> [REQUIRED TASK] Beginning with the line where "Serialize everything readable" appears, retype every remaining line of the data below, both the first and last included.

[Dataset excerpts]

[start]

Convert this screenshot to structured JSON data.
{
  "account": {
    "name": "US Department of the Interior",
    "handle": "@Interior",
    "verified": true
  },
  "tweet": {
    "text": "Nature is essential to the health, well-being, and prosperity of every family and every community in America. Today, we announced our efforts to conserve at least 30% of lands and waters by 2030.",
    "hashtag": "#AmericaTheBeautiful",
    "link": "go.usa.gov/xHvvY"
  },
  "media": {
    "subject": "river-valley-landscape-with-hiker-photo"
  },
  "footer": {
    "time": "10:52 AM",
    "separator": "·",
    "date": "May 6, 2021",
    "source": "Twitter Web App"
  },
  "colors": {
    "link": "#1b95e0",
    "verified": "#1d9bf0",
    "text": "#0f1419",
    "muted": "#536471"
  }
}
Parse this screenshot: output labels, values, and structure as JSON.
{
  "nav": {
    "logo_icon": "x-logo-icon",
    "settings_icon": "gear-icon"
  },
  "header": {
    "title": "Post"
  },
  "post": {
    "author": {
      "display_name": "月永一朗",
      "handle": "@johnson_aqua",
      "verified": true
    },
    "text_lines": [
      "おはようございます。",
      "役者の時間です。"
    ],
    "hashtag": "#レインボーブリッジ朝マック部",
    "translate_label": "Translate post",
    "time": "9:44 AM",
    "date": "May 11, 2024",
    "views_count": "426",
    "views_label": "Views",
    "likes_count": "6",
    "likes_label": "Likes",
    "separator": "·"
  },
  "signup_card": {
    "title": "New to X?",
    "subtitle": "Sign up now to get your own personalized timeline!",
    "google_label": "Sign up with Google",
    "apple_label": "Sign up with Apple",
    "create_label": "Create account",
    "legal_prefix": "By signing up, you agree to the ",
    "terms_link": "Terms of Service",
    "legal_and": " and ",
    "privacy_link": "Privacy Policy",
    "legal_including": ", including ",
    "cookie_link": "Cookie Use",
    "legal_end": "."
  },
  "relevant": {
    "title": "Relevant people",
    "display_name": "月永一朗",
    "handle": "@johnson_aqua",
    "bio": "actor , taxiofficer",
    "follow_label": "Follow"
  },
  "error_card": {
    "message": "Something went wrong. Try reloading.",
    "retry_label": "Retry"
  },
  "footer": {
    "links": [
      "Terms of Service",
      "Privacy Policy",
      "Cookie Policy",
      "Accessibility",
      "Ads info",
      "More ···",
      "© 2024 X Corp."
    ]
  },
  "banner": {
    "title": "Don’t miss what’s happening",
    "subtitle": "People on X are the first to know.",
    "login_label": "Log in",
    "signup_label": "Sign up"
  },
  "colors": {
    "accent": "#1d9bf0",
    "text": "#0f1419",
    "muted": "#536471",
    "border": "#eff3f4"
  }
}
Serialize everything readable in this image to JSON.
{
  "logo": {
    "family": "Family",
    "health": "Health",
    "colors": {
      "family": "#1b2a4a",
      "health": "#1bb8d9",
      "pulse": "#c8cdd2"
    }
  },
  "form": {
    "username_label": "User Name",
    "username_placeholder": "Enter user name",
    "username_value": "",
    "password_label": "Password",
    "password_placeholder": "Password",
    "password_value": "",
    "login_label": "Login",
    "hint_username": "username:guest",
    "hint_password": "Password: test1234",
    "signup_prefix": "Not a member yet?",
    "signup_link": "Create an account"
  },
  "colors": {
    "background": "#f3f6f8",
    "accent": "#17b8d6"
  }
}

[end]

> [RESPONSE TO THIS EXERCISE]
Serialize everything readable in this image to JSON.
{
  "logo": {
    "family": "Family",
    "health": "Health",
    "colors": {
      "family": "#1b2a4a",
      "health": "#1bb8d9",
      "pulse": "#c8cdd2"
    }
  },
  "form": {
    "username_label": "User Name",
    "username_placeholder": "Enter user name",
    "username_value": "",
    "password_label": "Password",
    "password_placeholder": "Password",
    "password_value": "",
    "login_label": "Login",
    "hint_username": "username:guest",
    "hint_password": "Password: test1234",
    "signup_prefix": "Not a member yet?",
    "signup_link": "Create an account"
  },
  "colors": {
    "background": "#f3f6f8",
    "accent": "#17b8d6"
  }
}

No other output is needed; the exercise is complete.